▶ [WORK TO COMPLETE]:
Would you return all of this data exactly, leaving nothing out?

▶ [EXCERPTED DATA]:

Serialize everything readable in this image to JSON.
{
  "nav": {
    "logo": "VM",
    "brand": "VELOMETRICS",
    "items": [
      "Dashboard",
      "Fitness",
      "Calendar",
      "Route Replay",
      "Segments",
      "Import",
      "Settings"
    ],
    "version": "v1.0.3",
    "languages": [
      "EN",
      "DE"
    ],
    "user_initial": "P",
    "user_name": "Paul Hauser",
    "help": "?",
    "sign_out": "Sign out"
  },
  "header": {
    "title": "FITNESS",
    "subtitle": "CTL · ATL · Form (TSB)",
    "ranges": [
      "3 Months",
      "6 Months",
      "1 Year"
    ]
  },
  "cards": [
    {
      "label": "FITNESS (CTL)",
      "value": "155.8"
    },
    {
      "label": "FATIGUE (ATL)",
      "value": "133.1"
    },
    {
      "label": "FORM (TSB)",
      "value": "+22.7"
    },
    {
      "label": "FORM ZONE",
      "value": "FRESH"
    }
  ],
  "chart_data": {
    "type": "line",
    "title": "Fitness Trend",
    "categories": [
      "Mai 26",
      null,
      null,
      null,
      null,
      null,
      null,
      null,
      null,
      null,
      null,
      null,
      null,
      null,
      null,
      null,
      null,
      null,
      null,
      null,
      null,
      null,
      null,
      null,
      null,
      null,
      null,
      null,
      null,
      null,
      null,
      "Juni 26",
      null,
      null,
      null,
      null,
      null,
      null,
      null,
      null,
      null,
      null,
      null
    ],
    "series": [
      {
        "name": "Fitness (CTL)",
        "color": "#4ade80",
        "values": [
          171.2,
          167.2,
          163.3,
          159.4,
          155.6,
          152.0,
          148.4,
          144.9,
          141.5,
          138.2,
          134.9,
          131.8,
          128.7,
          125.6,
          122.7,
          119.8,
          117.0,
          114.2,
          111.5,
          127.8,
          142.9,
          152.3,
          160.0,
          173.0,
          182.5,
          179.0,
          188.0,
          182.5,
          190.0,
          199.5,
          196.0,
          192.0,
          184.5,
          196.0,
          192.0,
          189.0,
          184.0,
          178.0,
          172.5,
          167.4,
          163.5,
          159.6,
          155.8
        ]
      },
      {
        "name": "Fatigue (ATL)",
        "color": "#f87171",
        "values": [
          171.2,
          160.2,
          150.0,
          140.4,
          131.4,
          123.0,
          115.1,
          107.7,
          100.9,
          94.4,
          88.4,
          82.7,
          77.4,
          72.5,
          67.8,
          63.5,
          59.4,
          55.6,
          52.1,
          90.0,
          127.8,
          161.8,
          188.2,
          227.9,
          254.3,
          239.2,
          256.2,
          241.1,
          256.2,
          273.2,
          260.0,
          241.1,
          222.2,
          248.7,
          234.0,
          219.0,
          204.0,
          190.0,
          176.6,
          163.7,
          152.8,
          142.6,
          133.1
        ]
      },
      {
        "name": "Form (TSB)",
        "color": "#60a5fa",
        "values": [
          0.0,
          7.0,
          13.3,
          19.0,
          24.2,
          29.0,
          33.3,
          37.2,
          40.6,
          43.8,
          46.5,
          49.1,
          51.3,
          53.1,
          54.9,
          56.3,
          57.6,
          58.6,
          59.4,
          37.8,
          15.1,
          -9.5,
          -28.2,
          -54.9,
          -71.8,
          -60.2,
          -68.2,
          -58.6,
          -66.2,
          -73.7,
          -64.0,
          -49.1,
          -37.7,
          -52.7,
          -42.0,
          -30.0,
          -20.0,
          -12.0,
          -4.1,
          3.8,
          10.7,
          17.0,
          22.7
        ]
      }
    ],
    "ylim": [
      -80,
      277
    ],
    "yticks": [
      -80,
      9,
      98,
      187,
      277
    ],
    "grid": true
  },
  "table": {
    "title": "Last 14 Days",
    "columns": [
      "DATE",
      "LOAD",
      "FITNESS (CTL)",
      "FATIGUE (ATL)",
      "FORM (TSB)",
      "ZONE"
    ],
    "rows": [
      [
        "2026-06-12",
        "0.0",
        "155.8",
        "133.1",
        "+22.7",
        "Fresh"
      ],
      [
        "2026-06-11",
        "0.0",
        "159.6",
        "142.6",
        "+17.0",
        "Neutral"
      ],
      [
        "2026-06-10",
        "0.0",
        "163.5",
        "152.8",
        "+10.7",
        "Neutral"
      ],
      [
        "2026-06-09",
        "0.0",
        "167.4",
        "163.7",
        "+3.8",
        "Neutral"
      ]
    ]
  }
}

▶ [THE COMPLETED TASK]:
Serialize everything readable in this image to JSON.
{
  "nav": {
    "logo": "VM",
    "brand": "VELOMETRICS",
    "items": [
      "Dashboard",
      "Fitness",
      "Calendar",
      "Route Replay",
      "Segments",
      "Import",
      "Settings"
    ],
    "version": "v1.0.3",
    "languages": [
      "EN",
      "DE"
    ],
    "user_initial": "P",
    "user_name": "Paul Hauser",
    "help": "?",
    "sign_out": "Sign out"
  },
  "header": {
    "title": "FITNESS",
    "subtitle": "CTL · ATL · Form (TSB)",
    "ranges": [
      "3 Months",
      "6 Months",
      "1 Year"
    ]
  },
  "cards": [
    {
      "label": "FITNESS (CTL)",
      "value": "155.8"
    },
    {
      "label": "FATIGUE (ATL)",
      "value": "133.1"
    },
    {
      "label": "FORM (TSB)",
      "value": "+22.7"
    },
    {
      "label": "FORM ZONE",
      "value": "FRESH"
    }
  ],
  "chart_data": {
    "type": "line",
    "title": "Fitness Trend",
    "categories": [
      "Mai 26",
      null,
      null,
      null,
      null,
      null,
      null,
      null,
      null,
      null,
      null,
      null,
      null,
      null,
      null,
      null,
      null,
      null,
      null,
      null,
      null,
      null,
      null,
      null,
      null,
      null,
      null,
      null,
      null,
      null,
      null,
      "Juni 26",
      null,
      null,
      null,
      null,
      null,
      null,
      null,
      null,
      null,
      null,
      null
    ],
    "series": [
      {
        "name": "Fitness (CTL)",
        "color": "#4ade80",
        "values": [
          171.2,
          167.2,
          163.3,
          159.4,
          155.6,
          152.0,
          148.4,
          144.9,
          141.5,
          138.2,
          134.9,
          131.8,
          128.7,
          125.6,
          122.7,
          119.8,
          117.0,
          114.2,
          111.5,
          127.8,
          142.9,
          152.3,
          160.0,
          173.0,
          182.5,
          179.0,
          188.0,
          182.5,
          190.0,
          199.5,
          196.0,
          192.0,
          184.5,
          196.0,
          192.0,
          189.0,
          184.0,
          178.0,
          172.5,
          167.4,
          163.5,
          159.6,
          155.8
        ]
      },
      {
        "name": "Fatigue (ATL)",
        "color": "#f87171",
        "values": [
          171.2,
          160.2,
          150.0,
          140.4,
          131.4,
          123.0,
          115.1,
          107.7,
          100.9,
          94.4,
          88.4,
          82.7,
          77.4,
          72.5,
          67.8,
          63.5,
          59.4,
          55.6,
          52.1,
          90.0,
          127.8,
          161.8,
          188.2,
          227.9,
          254.3,
          239.2,
          256.2,
          241.1,
          256.2,
          273.2,
          260.0,
          241.1,
          222.2,
          248.7,
          234.0,
          219.0,
          204.0,
          190.0,
          176.6,
          163.7,
          152.8,
          142.6,
          133.1
        ]
      },
      {
        "name": "Form (TSB)",
        "color": "#60a5fa",
        "values": [
          0.0,
          7.0,
          13.3,
          19.0,
          24.2,
          29.0,
          33.3,
          37.2,
          40.6,
          43.8,
          46.5,
          49.1,
          51.3,
          53.1,
          54.9,
          56.3,
          57.6,
          58.6,
          59.4,
          37.8,
          15.1,
          -9.5,
          -28.2,
          -54.9,
          -71.8,
          -60.2,
          -68.2,
          -58.6,
          -66.2,
          -73.7,
          -64.0,
          -49.1,
          -37.7,
          -52.7,
          -42.0,
          -30.0,
          -20.0,
          -12.0,
          -4.1,
          3.8,
          10.7,
          17.0,
          22.7
        ]
      }
    ],
    "ylim": [
      -80,
      277
    ],
    "yticks": [
      -80,
      9,
      98,
      187,
      277
    ],
    "grid": true
  },
  "table": {
    "title": "Last 14 Days",
    "columns": [
      "DATE",
      "LOAD",
      "FITNESS (CTL)",
      "FATIGUE (ATL)",
      "FORM (TSB)",
      "ZONE"
    ],
    "rows": [
      [
        "2026-06-12",
        "0.0",
        "155.8",
        "133.1",
        "+22.7",
        "Fresh"
      ],
      [
        "2026-06-11",
        "0.0",
        "159.6",
        "142.6",
        "+17.0",
        "Neutral"
      ],
      [
        "2026-06-10",
        "0.0",
        "163.5",
        "152.8",
        "+10.7",
        "Neutral"
      ],
      [
        "2026-06-09",
        "0.0",
        "167.4",
        "163.7",
        "+3.8",
        "Neutral"
      ]
    ]
  }
}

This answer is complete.